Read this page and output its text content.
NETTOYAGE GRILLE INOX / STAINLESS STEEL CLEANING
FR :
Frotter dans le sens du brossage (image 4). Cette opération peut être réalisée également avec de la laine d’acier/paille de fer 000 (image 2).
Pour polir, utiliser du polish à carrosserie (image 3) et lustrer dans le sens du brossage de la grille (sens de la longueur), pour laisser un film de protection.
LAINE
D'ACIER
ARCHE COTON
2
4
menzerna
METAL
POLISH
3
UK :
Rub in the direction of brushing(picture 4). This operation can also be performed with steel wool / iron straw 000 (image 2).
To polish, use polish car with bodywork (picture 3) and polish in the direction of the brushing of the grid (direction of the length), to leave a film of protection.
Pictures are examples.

○ ○ ○

Aim: Print all of the data exactly as it was given.

Exercise response:
Read this page and output its text content.
NETTOYAGE GRILLE INOX / STAINLESS STEEL CLEANING
FR :
Frotter dans le sens du brossage (image 4). Cette opération peut être réalisée également avec de la laine d’acier/paille de fer 000 (image 2).
Pour polir, utiliser du polish à carrosserie (image 3) et lustrer dans le sens du brossage de la grille (sens de la longueur), pour laisser un film de protection.
LAINE
D'ACIER
ARCHE COTON
2
4
menzerna
METAL
POLISH
3
UK :
Rub in the direction of brushing(picture 4). This operation can also be performed with steel wool / iron straw 000 (image 2).
To polish, use polish car with bodywork (picture 3) and polish in the direction of the brushing of the grid (direction of the length), to leave a film of protection.
Pictures are examples.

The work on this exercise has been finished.